(The Root) — Twitter user Bob Smith thinks the judge in the George Zimmerman trial is a "naive idiot."
And @journalproject thinks Zimmerman defense attorney Don West is "clueless what to do when his white maleness fails in face of white woman Judge…"
But then @MeganRomarie is tired of all this racism in the news: "Everything is 'If he was white' 'if she was black' blah blah blah #PaulaDeen #TrayvonMartin #OVERIT."
The trial of George Zimmerman, who killed Florida teen Trayvon Martin, is almost over, but Twitter's court of public opinion will always be in session. To know what Twitter thinks, you do not need a Gallup poll. You don't need Rasmussen or CNN or CBS News or the New York Times. You don't need some poor soul making less than $7 an hour going through the Yellow Pages, dialing up my 71-year-old father only to have him hang up on their efforts to find the national pulse.
Before Zimmerman, Twitter tried the so-called "Tot Mom" Casey Anthony and found her guilty of murder (even if the courts did not). Twitter tried boyfriend killer Jodi Arias, getting the murder verdict it called for. But the case of George Zimmerman and Trayvon Martin is different. Instead of an attractive white woman embroiled in a ready-for-Lifetime movie of the week, we have a tragic tale revolving around two of America's most controversial topics — race and gun violence.
It reminds me of a quainter time. A simpler time. A near-mythological time with its high employment and overabundance of sexy-but-not-so-very-fun Clintonesque sex scandals. Yes … the not-so-innocent but exponentially more prosperous mid-1990s.
I wonder what would have happened if the Trial of the Century had happened in the age of social media, with #TeamSimpson, #TeamOJ, #TeamTheRealKillers, #TeamGoldman, #TeamNicoleBrown littering the CNN crawl?

================================

**Problem 1**
In the article about Twitter and the Zimmerman trial, who is named as Zimmerman's defense attorney?
**Problem 2**
List every hashtag that appears in the article about Twitter and the Zimmerman trial.
**Problem 3**
Continue the article about Twitter and the Zimmerman trial from its last paragraph.
The material after this point comes from a separate source and has no connection to the article about Twitter and the Zimmerman trial.

**Excerpted records**
================================

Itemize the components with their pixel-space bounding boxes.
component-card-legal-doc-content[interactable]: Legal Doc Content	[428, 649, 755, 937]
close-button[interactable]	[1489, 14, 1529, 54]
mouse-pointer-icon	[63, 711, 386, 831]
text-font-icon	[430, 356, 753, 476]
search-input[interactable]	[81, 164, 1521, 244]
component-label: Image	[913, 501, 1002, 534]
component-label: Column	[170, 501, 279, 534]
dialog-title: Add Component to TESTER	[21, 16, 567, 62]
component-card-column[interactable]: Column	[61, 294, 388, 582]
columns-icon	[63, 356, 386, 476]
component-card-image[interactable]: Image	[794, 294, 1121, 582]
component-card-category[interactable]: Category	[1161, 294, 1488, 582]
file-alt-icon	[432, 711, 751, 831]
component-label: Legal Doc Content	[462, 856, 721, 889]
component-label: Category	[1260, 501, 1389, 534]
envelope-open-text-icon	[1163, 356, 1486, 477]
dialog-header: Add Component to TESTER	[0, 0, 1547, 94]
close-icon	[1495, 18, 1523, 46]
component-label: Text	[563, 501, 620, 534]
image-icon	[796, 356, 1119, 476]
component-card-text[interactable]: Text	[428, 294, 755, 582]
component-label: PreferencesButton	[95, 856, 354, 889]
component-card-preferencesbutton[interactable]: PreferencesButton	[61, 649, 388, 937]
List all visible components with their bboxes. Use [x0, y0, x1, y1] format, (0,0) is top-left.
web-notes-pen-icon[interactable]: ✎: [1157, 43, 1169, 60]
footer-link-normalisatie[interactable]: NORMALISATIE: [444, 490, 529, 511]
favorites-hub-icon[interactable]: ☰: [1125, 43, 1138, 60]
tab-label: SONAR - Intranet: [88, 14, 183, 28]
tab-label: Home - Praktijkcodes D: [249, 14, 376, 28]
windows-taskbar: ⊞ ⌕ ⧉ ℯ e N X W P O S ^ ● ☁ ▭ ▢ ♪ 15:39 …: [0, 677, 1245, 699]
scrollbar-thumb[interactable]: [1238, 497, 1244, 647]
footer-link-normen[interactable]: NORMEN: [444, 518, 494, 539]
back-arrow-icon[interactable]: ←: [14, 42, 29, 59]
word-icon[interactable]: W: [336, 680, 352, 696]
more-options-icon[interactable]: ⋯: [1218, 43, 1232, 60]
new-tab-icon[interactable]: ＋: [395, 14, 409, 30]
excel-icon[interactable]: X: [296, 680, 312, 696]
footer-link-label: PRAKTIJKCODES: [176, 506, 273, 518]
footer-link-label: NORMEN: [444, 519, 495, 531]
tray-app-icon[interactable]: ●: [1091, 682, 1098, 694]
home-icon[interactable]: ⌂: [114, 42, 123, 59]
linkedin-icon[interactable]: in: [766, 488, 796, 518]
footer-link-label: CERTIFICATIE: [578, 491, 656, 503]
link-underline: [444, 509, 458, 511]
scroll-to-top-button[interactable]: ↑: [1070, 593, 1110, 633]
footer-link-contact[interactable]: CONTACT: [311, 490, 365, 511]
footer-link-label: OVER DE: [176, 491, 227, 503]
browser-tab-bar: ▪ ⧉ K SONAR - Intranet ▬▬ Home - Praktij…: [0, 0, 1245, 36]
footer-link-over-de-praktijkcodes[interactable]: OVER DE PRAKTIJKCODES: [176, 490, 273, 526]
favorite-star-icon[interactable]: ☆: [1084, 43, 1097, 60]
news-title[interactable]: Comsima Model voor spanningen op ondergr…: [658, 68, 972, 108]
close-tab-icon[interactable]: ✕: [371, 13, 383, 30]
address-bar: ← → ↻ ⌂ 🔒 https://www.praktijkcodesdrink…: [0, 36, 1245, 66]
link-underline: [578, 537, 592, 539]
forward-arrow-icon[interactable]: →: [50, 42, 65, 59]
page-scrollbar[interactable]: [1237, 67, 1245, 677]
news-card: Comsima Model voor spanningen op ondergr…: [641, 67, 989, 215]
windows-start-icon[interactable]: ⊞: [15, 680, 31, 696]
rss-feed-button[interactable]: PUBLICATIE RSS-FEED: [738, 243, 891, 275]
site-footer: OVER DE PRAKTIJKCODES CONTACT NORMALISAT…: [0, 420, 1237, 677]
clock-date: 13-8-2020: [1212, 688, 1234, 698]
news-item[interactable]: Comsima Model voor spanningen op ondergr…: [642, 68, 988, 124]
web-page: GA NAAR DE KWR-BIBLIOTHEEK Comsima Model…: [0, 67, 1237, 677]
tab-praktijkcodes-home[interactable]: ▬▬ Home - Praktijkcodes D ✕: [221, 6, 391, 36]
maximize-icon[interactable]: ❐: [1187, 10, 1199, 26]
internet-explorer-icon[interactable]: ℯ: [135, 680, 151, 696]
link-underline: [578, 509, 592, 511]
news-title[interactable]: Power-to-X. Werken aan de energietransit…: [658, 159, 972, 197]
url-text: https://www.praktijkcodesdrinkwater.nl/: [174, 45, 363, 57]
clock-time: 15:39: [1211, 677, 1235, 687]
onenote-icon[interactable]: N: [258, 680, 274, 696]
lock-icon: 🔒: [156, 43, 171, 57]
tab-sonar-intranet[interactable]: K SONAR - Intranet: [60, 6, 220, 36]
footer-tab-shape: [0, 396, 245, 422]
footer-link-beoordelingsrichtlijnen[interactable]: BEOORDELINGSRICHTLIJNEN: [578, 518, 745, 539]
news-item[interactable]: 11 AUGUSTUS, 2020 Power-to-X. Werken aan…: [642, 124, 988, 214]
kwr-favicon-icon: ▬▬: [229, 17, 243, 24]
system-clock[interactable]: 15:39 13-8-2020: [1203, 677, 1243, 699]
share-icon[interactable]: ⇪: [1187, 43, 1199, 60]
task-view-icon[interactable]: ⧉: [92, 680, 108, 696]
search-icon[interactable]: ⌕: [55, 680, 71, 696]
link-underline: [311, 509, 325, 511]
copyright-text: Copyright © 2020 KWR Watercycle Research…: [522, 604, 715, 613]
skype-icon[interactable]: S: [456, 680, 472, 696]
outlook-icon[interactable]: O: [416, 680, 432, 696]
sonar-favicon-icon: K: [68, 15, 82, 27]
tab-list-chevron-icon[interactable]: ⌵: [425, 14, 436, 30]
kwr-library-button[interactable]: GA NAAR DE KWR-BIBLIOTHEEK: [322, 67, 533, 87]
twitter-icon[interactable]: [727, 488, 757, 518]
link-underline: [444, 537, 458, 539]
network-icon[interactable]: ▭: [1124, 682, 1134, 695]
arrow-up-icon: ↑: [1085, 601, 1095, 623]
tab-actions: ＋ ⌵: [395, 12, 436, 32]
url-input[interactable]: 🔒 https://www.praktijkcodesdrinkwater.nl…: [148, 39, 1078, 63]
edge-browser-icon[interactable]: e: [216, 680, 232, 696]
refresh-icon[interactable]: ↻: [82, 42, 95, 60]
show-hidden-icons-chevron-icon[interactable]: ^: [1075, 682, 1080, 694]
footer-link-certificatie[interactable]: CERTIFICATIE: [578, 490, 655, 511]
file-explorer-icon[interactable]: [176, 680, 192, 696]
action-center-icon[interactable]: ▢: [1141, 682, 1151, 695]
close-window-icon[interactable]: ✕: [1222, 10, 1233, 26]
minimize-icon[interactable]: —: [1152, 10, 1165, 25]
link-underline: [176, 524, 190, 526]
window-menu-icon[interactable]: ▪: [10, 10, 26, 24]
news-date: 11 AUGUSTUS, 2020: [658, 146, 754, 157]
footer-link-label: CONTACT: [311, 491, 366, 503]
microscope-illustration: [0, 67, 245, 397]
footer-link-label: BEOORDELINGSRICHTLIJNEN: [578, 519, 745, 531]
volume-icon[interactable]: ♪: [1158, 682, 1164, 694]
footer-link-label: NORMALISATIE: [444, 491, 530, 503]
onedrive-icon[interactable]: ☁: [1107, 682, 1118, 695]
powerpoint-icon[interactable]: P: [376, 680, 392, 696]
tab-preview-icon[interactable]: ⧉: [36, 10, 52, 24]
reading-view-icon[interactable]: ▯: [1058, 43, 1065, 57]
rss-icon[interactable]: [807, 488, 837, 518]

================================

**Response area 1**
Don West

**Response area 2**
#PaulaDeen, #TrayvonMartin, #OVERIT, #TeamSimpson, #TeamOJ, #TeamTheRealKillers, #TeamGoldman, #TeamNicoleBrown

**Response area 3**
I still remember my high school trigonometry teacher refusing to even have a radio in the classroom, let alone a television. It was Oct. 3, 1995 — a day that would live in pop culture, crime, race and media infamy.
Despite my teacher's best efforts, there was nothing he could do about the multitude of other teachers who had TVs and radios tuned to the O.J. Simpson trial verdict in their classrooms, and he definitely could do nothing about the kid running the halls like a modern-day Paul Revere shouting, "Not guilty!"
It was like instead of the British, we were facing the invasion of the Trial of the Century. But in the case of the State of California v. Orenthal James Simpson, my teacher, myself and anyone looking to avoid the circus had already lost. It was everywhere. But since it was 1995, the Internet was a still a CD-ROM disc you got in the mail from AOL. And back then, I used my old Hewlett Packard PC to make crudely drawn cartoons and write elaborate stage plays about the R&B group Jodeci. It was a much simpler time. High school Paul Revere couldn't save himself the trouble of running down the halls by tweeting the verdict out to the smartphones none of us owned because, again, it was 1995.
But I like this new conversation about race, crime, the law and the courts that is happening in real-time and on Twitter. It's better than getting all your O.J. dirt from Geraldo Rivera's old show on CNBC. It's a better, unfiltered gaze into the abyss of sincere thoughts, confused racists, proto-negro nationalists, trial addicts, casually racist post-racialists, openly racist post-racialists, reverse-racist activists, innocent bystanders and the righteous voices of justice. Geraldo had the conserva-pundit Kellyanne Fitzpatrick Conway giving the dish. Today, I've got a symphony of brilliance and ignorance at my fingertips. One click away.
During the civil rights movement of the 1960s, it was believed that television would show the world America's true face. But now Twitter is where you learn how "they" really feel. "They" being those who are not you. "They" who are "the other." And "they" feel Casey Anthony and Jodi Arias "did it." "They" feel George Zimmerman is innocent. "They" feel George Zimmerman is guilty.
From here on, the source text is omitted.